→ Description of the task
Report every line below that holds the word "della".

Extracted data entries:
-.-.-
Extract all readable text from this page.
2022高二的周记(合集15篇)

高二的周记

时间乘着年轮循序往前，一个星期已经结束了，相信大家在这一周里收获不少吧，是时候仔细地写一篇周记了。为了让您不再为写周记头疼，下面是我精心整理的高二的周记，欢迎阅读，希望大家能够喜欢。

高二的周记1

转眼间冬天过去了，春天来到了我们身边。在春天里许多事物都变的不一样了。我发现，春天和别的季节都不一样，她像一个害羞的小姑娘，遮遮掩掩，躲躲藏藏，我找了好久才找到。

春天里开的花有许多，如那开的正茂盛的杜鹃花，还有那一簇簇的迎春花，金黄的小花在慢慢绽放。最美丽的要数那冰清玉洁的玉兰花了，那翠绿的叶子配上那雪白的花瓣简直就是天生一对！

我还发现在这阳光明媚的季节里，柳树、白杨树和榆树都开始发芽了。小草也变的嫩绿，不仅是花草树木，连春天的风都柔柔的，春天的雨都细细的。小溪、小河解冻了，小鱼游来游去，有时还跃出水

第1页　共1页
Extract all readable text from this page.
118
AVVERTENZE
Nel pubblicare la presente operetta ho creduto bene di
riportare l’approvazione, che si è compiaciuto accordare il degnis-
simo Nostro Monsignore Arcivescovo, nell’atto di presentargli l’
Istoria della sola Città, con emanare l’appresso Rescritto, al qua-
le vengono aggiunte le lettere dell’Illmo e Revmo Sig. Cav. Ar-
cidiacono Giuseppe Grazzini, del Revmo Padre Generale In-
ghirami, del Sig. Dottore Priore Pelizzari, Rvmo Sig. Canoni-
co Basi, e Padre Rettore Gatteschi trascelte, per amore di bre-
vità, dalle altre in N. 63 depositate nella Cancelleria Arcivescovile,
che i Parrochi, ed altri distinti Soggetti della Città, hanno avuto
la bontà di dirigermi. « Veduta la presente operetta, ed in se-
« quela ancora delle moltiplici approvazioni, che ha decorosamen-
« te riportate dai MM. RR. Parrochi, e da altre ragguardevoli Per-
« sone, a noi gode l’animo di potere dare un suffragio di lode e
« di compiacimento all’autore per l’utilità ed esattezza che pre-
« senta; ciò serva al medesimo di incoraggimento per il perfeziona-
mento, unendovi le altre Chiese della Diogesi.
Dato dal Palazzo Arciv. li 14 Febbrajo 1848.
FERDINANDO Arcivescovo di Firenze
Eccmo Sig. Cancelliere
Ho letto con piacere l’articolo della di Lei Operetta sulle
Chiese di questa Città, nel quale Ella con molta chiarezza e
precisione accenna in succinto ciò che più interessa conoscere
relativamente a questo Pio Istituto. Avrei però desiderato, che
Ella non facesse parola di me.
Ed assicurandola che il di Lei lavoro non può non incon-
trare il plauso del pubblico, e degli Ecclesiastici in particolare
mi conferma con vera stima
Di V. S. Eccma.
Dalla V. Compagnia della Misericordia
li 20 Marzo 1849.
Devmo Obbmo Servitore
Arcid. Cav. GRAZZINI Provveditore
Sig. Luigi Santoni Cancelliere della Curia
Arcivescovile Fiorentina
-.-.-
→ Output for this exercise
Istoria della sola Città, con emanare l’appresso Rescritto, al qua-
che i Parrochi, ed altri distinti Soggetti della Città, hanno avuto
mento, unendovi le altre Chiese della Diogesi.
Ho letto con piacere l’articolo della di Lei Operetta sulle
Dalla V. Compagnia della Misericordia
Sig. Luigi Santoni Cancelliere della Curia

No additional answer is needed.